## INSTRUCTIONS FOR THE TASK
Report every line in the listing below where the string "circle" shows up.

## RAW DATA
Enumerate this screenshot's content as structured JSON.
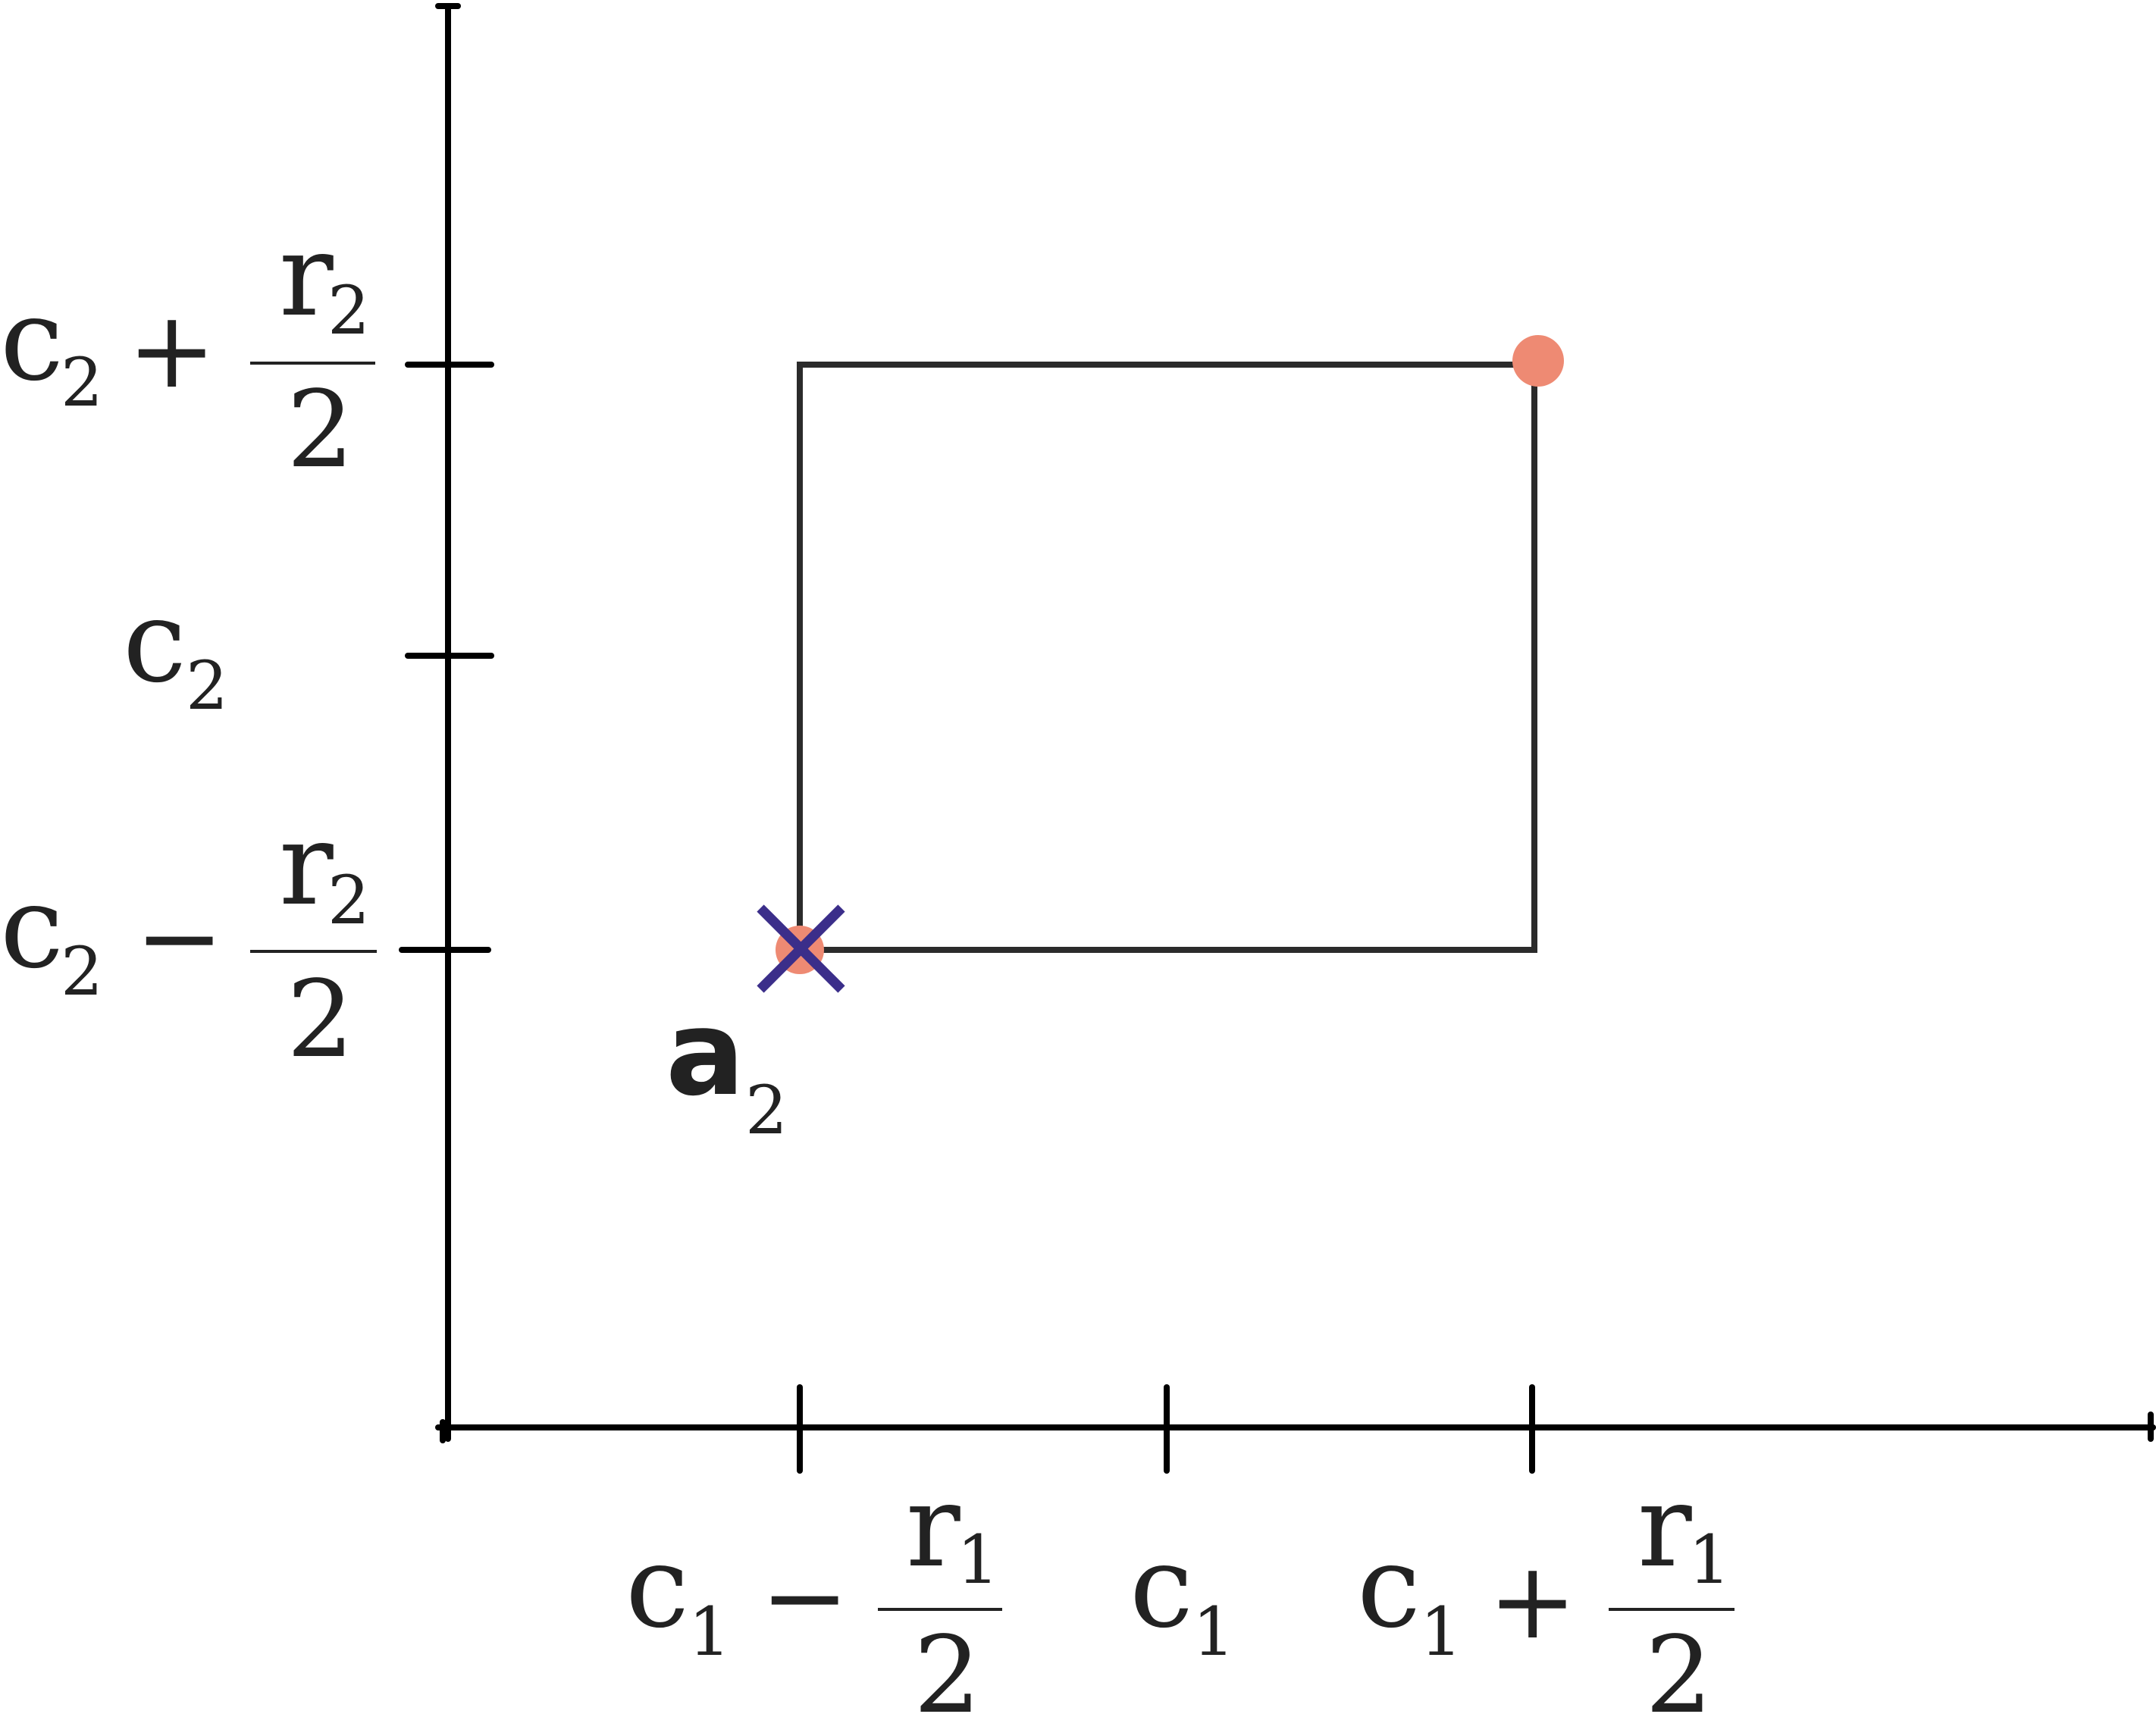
{
  "colors": {
    "axis": "#000000",
    "rect_stroke": "#2b2b2b",
    "text": "#222222",
    "dot": "#ee8a73",
    "cross": "#3b2e8a"
  },
  "x_ticks": {
    "left": {
      "var": "c",
      "sub": "1",
      "op": "−",
      "num_var": "r",
      "num_sub": "1",
      "den": "2"
    },
    "mid": {
      "var": "c",
      "sub": "1"
    },
    "right": {
      "var": "c",
      "sub": "1",
      "op": "+",
      "num_var": "r",
      "num_sub": "1",
      "den": "2"
    }
  },
  "y_ticks": {
    "top": {
      "var": "c",
      "sub": "2",
      "op": "+",
      "num_var": "r",
      "num_sub": "2",
      "den": "2"
    },
    "mid": {
      "var": "c",
      "sub": "2"
    },
    "bottom": {
      "var": "c",
      "sub": "2",
      "op": "−",
      "num_var": "r",
      "num_sub": "2",
      "den": "2"
    }
  },
  "point_label": {
    "var": "a",
    "sub": "2"
  },
  "icons": {
    "corner_dot_top_right": "filled-circle",
    "corner_dot_bottom_left": "filled-circle",
    "marker": "x-cross-icon"
  }
}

## TASK SOLUTION
    "corner_dot_top_right": "filled-circle",
    "corner_dot_bottom_left": "filled-circle",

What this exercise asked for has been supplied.